• **Records**
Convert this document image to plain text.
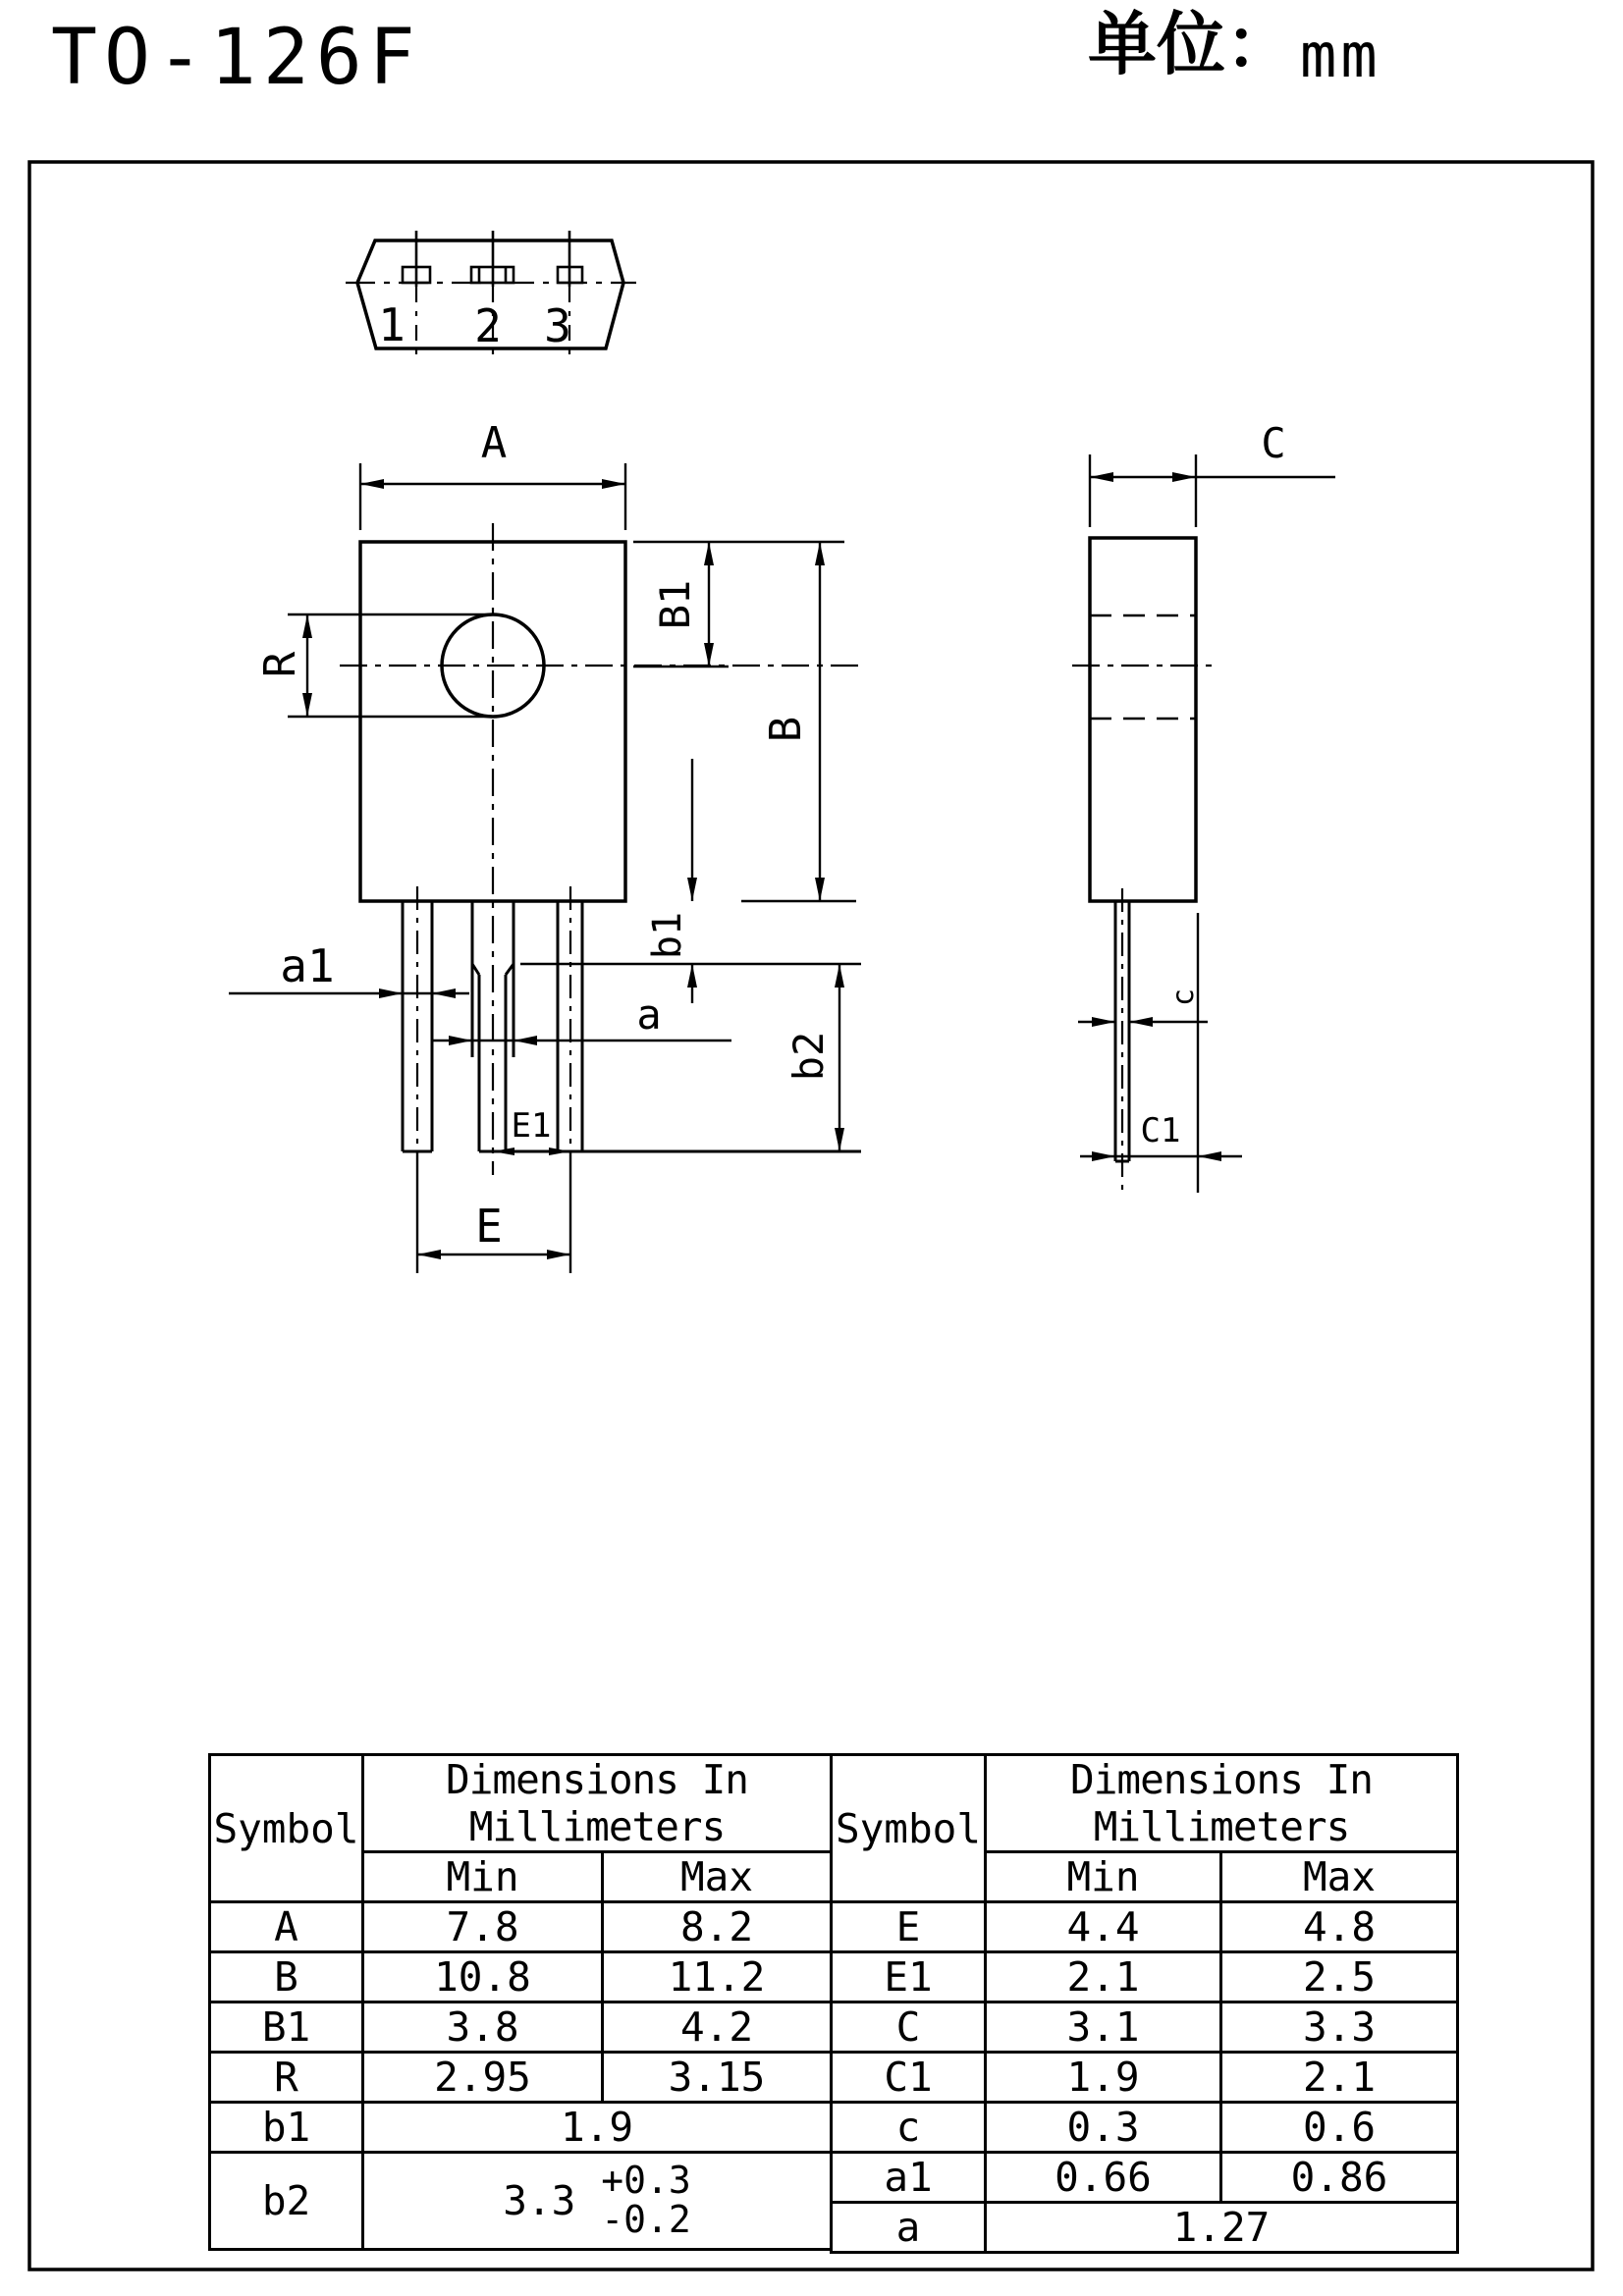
TO-126F	单位： mm
1 2 3
A
R
B1
B
b1
a1
a
b2
E1
E
C
c
C1
Symbol	Dimensions In Millimeters	
	Min	Max
A	7.8	8.2
B	10.8	11.2
B1	3.8	4.2
R	2.95	3.15
b1	1.9	
b2	3.3 +0.3
-0.2	
Symbol	Dimensions In Millimeters	
	Min	Max
E	4.4	4.8
E1	2.1	2.5
C	3.1	3.3
C1	1.9	2.1
c	0.3	0.6
a1	0.66	0.86
a	1.27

• **Problem description**
Repeat all the data as it stands, dropping any images it holds.

• **Exercise output**
Convert this document image to plain text.
TO-126F	单位： mm
1 2 3
A
R
B1
B
b1
a1
a
b2
E1
E
C
c
C1
Symbol	Dimensions In Millimeters	
	Min	Max
A	7.8	8.2
B	10.8	11.2
B1	3.8	4.2
R	2.95	3.15
b1	1.9	
b2	3.3 +0.3
-0.2	
Symbol	Dimensions In Millimeters	
	Min	Max
E	4.4	4.8
E1	2.1	2.5
C	3.1	3.3
C1	1.9	2.1
c	0.3	0.6
a1	0.66	0.86
a	1.27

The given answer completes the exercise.